▶ The exercise: Locate each line of the data that contains the string "Diet" and copy it out.

▶ Raw records:

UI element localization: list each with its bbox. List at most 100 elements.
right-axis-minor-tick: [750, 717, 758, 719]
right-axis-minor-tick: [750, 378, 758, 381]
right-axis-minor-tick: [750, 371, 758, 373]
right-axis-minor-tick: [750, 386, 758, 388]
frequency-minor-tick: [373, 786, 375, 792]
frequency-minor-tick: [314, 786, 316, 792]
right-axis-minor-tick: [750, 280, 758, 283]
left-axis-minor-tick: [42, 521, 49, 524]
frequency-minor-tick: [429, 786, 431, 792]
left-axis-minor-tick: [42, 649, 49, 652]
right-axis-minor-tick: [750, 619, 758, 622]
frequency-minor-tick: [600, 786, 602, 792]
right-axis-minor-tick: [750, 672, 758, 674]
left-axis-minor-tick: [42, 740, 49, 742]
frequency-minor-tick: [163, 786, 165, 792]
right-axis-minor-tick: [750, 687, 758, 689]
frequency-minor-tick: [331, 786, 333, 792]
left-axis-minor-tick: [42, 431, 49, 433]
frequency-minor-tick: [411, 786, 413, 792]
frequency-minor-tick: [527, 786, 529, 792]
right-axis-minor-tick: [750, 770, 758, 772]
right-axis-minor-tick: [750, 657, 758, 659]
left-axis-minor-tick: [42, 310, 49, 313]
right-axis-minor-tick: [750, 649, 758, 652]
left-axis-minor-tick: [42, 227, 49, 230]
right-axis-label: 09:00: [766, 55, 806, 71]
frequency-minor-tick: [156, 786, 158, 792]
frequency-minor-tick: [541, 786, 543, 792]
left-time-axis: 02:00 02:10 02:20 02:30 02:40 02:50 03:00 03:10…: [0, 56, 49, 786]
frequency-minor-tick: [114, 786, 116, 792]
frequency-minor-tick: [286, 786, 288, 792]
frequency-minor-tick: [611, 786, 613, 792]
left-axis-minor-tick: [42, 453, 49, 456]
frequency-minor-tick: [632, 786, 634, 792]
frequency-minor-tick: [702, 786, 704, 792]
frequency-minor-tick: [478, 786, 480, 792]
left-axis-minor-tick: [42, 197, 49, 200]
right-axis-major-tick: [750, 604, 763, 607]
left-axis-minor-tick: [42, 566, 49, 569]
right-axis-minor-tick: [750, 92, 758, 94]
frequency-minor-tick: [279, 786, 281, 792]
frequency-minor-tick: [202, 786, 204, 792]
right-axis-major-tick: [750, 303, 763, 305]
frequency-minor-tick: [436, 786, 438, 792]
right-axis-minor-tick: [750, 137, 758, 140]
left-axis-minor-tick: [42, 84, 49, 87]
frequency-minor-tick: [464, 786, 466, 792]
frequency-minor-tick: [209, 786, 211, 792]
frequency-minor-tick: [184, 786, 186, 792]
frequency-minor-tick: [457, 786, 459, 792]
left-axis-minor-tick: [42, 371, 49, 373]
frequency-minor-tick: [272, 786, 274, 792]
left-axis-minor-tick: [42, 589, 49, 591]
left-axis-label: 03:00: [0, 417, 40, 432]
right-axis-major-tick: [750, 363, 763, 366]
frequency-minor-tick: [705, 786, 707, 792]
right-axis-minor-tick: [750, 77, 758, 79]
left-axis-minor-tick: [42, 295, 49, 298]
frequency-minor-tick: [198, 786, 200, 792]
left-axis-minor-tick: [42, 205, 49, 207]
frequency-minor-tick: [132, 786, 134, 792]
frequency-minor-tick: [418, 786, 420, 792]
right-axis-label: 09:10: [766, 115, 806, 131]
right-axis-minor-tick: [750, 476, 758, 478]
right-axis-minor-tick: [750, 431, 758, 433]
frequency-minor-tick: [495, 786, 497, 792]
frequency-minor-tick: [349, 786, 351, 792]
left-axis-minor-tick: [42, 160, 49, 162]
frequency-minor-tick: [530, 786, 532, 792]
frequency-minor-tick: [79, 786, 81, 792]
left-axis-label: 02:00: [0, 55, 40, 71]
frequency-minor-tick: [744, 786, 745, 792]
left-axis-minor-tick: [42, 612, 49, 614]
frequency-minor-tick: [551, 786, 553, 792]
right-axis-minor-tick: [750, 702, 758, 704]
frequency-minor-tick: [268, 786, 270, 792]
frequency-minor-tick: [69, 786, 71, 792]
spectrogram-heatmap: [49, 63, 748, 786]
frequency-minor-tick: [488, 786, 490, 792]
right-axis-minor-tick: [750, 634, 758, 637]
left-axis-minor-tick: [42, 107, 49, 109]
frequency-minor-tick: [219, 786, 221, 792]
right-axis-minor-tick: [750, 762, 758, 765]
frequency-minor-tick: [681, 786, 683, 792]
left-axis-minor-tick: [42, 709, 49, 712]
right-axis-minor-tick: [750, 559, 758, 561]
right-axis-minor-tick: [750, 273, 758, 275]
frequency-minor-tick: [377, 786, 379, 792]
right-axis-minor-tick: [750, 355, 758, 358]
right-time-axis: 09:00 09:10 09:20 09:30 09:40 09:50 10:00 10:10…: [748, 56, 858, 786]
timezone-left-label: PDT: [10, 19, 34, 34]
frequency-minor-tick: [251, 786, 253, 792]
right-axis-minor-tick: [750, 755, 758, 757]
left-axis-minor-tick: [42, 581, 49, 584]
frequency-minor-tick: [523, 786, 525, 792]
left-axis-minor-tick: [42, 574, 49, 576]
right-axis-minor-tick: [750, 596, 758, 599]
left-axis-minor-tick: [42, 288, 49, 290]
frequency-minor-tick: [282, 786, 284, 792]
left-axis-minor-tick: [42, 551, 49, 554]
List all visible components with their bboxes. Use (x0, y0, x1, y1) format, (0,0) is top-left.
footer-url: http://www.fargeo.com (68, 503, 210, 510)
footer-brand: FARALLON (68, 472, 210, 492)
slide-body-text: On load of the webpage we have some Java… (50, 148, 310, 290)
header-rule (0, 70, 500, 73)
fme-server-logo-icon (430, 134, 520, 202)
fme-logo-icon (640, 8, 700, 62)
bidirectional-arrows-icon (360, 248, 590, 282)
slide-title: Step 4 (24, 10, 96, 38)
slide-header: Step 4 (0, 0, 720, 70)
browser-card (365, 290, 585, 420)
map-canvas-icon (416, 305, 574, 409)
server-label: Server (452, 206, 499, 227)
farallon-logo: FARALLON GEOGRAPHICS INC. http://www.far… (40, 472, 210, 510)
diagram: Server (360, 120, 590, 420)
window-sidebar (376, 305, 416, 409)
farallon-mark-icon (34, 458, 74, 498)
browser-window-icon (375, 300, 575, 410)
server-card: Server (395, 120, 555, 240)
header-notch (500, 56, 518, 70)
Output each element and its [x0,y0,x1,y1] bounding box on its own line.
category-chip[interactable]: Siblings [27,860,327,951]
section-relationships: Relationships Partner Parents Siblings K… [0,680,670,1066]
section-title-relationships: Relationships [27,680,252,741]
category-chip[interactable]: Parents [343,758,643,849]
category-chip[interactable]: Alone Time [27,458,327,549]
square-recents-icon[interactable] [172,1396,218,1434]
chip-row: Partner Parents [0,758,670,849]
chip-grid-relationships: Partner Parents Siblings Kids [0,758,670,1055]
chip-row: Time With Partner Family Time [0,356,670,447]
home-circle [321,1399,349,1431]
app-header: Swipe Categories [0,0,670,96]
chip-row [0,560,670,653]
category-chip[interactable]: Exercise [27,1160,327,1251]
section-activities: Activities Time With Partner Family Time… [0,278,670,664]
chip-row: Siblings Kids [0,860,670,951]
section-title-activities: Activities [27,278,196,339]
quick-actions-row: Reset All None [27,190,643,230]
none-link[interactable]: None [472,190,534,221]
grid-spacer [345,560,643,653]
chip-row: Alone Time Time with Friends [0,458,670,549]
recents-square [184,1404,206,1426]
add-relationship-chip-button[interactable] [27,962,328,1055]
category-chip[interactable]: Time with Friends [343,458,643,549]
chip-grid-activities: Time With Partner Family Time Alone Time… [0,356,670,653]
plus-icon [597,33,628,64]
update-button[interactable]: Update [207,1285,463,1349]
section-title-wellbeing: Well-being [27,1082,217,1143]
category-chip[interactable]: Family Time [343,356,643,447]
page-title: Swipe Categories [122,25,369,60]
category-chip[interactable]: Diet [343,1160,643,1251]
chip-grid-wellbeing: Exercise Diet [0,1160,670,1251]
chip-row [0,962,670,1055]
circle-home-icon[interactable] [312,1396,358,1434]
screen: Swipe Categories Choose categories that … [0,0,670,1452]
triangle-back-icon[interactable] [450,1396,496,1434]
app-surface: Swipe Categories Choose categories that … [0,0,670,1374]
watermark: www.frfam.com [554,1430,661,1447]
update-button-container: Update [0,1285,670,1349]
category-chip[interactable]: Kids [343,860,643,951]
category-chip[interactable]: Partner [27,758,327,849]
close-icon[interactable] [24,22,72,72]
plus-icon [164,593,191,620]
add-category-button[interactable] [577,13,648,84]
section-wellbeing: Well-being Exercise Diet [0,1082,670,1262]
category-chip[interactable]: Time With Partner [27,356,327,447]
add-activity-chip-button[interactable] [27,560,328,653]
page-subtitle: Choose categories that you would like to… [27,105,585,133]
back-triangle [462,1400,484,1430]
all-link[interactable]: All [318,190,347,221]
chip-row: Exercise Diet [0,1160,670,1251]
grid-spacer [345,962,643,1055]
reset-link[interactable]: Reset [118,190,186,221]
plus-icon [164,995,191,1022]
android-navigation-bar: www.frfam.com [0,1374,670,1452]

▶ Solution to the problem:
category-chip[interactable]: Diet [343,1160,643,1251]
chip-grid-wellbeing: Exercise Diet [0,1160,670,1251]
section-wellbeing: Well-being Exercise Diet [0,1082,670,1262]
chip-row: Exercise Diet [0,1160,670,1251]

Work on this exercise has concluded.